▸ What the task requires
Copy out all the entries word for word.

Dataset entries:
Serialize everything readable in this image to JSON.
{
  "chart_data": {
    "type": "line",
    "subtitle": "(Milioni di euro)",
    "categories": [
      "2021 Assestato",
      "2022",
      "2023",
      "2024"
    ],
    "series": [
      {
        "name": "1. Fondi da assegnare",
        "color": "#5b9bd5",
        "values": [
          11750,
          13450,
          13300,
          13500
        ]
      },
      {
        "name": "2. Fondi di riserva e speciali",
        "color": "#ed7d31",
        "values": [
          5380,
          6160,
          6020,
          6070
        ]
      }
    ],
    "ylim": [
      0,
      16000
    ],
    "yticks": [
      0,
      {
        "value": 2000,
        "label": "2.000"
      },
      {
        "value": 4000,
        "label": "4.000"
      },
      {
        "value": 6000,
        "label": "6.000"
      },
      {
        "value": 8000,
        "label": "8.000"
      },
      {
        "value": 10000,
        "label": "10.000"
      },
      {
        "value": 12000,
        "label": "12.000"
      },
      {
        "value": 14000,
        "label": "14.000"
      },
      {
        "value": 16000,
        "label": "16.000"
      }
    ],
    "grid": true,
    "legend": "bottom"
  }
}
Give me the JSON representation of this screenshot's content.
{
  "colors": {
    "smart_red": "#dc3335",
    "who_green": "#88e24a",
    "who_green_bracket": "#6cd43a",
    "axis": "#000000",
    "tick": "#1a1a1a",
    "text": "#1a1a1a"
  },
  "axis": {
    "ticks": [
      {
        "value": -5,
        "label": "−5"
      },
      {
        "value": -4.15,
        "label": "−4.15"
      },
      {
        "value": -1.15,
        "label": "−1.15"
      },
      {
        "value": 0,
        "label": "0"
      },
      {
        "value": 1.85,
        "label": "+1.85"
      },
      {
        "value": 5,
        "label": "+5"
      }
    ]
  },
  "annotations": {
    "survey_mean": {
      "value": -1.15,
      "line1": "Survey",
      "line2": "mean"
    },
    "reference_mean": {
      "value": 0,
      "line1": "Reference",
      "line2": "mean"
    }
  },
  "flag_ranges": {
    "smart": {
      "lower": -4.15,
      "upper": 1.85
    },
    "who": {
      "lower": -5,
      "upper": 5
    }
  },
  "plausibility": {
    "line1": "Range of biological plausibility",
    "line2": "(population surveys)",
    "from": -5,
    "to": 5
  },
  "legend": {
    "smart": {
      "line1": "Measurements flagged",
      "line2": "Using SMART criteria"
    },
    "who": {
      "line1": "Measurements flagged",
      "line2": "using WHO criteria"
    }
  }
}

▸ Answer to the exercise
Serialize everything readable in this image to JSON.
{
  "chart_data": {
    "type": "line",
    "subtitle": "(Milioni di euro)",
    "categories": [
      "2021 Assestato",
      "2022",
      "2023",
      "2024"
    ],
    "series": [
      {
        "name": "1. Fondi da assegnare",
        "color": "#5b9bd5",
        "values": [
          11750,
          13450,
          13300,
          13500
        ]
      },
      {
        "name": "2. Fondi di riserva e speciali",
        "color": "#ed7d31",
        "values": [
          5380,
          6160,
          6020,
          6070
        ]
      }
    ],
    "ylim": [
      0,
      16000
    ],
    "yticks": [
      0,
      {
        "value": 2000,
        "label": "2.000"
      },
      {
        "value": 4000,
        "label": "4.000"
      },
      {
        "value": 6000,
        "label": "6.000"
      },
      {
        "value": 8000,
        "label": "8.000"
      },
      {
        "value": 10000,
        "label": "10.000"
      },
      {
        "value": 12000,
        "label": "12.000"
      },
      {
        "value": 14000,
        "label": "14.000"
      },
      {
        "value": 16000,
        "label": "16.000"
      }
    ],
    "grid": true,
    "legend": "bottom"
  }
}
Give me the JSON representation of this screenshot's content.
{
  "colors": {
    "smart_red": "#dc3335",
    "who_green": "#88e24a",
    "who_green_bracket": "#6cd43a",
    "axis": "#000000",
    "tick": "#1a1a1a",
    "text": "#1a1a1a"
  },
  "axis": {
    "ticks": [
      {
        "value": -5,
        "label": "−5"
      },
      {
        "value": -4.15,
        "label": "−4.15"
      },
      {
        "value": -1.15,
        "label": "−1.15"
      },
      {
        "value": 0,
        "label": "0"
      },
      {
        "value": 1.85,
        "label": "+1.85"
      },
      {
        "value": 5,
        "label": "+5"
      }
    ]
  },
  "annotations": {
    "survey_mean": {
      "value": -1.15,
      "line1": "Survey",
      "line2": "mean"
    },
    "reference_mean": {
      "value": 0,
      "line1": "Reference",
      "line2": "mean"
    }
  },
  "flag_ranges": {
    "smart": {
      "lower": -4.15,
      "upper": 1.85
    },
    "who": {
      "lower": -5,
      "upper": 5
    }
  },
  "plausibility": {
    "line1": "Range of biological plausibility",
    "line2": "(population surveys)",
    "from": -5,
    "to": 5
  },
  "legend": {
    "smart": {
      "line1": "Measurements flagged",
      "line2": "Using SMART criteria"
    },
    "who": {
      "line1": "Measurements flagged",
      "line2": "using WHO criteria"
    }
  }
}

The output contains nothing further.